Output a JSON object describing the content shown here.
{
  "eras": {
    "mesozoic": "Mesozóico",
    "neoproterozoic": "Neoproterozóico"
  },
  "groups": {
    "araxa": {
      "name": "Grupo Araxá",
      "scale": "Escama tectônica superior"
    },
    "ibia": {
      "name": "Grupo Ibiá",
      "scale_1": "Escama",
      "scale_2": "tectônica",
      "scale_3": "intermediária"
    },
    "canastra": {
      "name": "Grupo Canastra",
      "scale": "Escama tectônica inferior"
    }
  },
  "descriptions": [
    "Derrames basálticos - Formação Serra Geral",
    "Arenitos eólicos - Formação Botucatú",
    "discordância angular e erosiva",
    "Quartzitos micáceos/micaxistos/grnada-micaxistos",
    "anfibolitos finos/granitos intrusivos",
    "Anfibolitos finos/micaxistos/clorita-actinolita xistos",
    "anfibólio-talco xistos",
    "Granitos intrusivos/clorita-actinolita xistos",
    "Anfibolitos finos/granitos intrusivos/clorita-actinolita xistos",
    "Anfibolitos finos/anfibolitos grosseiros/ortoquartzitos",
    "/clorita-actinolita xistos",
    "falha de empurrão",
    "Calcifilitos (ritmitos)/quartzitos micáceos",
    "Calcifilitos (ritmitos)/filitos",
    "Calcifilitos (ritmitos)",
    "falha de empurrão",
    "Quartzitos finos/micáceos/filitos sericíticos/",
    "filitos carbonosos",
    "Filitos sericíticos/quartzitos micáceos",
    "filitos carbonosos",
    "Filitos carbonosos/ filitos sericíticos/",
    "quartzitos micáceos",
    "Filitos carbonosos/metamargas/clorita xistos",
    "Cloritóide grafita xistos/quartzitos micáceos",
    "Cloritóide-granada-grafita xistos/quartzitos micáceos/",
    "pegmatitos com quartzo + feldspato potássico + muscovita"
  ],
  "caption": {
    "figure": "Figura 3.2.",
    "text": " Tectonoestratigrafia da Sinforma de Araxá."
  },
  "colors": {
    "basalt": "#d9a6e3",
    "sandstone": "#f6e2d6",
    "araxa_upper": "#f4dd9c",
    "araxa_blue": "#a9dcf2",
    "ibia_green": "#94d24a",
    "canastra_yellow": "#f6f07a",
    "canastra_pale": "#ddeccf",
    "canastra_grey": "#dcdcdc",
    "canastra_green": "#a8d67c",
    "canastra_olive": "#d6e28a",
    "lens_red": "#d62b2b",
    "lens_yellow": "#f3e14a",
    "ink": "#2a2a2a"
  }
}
*****
• What is asked: Extract the full set of entries word for word.

• Answer below:
Output a JSON object describing the content shown here.
{
  "eras": {
    "mesozoic": "Mesozóico",
    "neoproterozoic": "Neoproterozóico"
  },
  "groups": {
    "araxa": {
      "name": "Grupo Araxá",
      "scale": "Escama tectônica superior"
    },
    "ibia": {
      "name": "Grupo Ibiá",
      "scale_1": "Escama",
      "scale_2": "tectônica",
      "scale_3": "intermediária"
    },
    "canastra": {
      "name": "Grupo Canastra",
      "scale": "Escama tectônica inferior"
    }
  },
  "descriptions": [
    "Derrames basálticos - Formação Serra Geral",
    "Arenitos eólicos - Formação Botucatú",
    "discordância angular e erosiva",
    "Quartzitos micáceos/micaxistos/grnada-micaxistos",
    "anfibolitos finos/granitos intrusivos",
    "Anfibolitos finos/micaxistos/clorita-actinolita xistos",
    "anfibólio-talco xistos",
    "Granitos intrusivos/clorita-actinolita xistos",
    "Anfibolitos finos/granitos intrusivos/clorita-actinolita xistos",
    "Anfibolitos finos/anfibolitos grosseiros/ortoquartzitos",
    "/clorita-actinolita xistos",
    "falha de empurrão",
    "Calcifilitos (ritmitos)/quartzitos micáceos",
    "Calcifilitos (ritmitos)/filitos",
    "Calcifilitos (ritmitos)",
    "falha de empurrão",
    "Quartzitos finos/micáceos/filitos sericíticos/",
    "filitos carbonosos",
    "Filitos sericíticos/quartzitos micáceos",
    "filitos carbonosos",
    "Filitos carbonosos/ filitos sericíticos/",
    "quartzitos micáceos",
    "Filitos carbonosos/metamargas/clorita xistos",
    "Cloritóide grafita xistos/quartzitos micáceos",
    "Cloritóide-granada-grafita xistos/quartzitos micáceos/",
    "pegmatitos com quartzo + feldspato potássico + muscovita"
  ],
  "caption": {
    "figure": "Figura 3.2.",
    "text": " Tectonoestratigrafia da Sinforma de Araxá."
  },
  "colors": {
    "basalt": "#d9a6e3",
    "sandstone": "#f6e2d6",
    "araxa_upper": "#f4dd9c",
    "araxa_blue": "#a9dcf2",
    "ibia_green": "#94d24a",
    "canastra_yellow": "#f6f07a",
    "canastra_pale": "#ddeccf",
    "canastra_grey": "#dcdcdc",
    "canastra_green": "#a8d67c",
    "canastra_olive": "#d6e28a",
    "lens_red": "#d62b2b",
    "lens_yellow": "#f3e14a",
    "ink": "#2a2a2a"
  }
}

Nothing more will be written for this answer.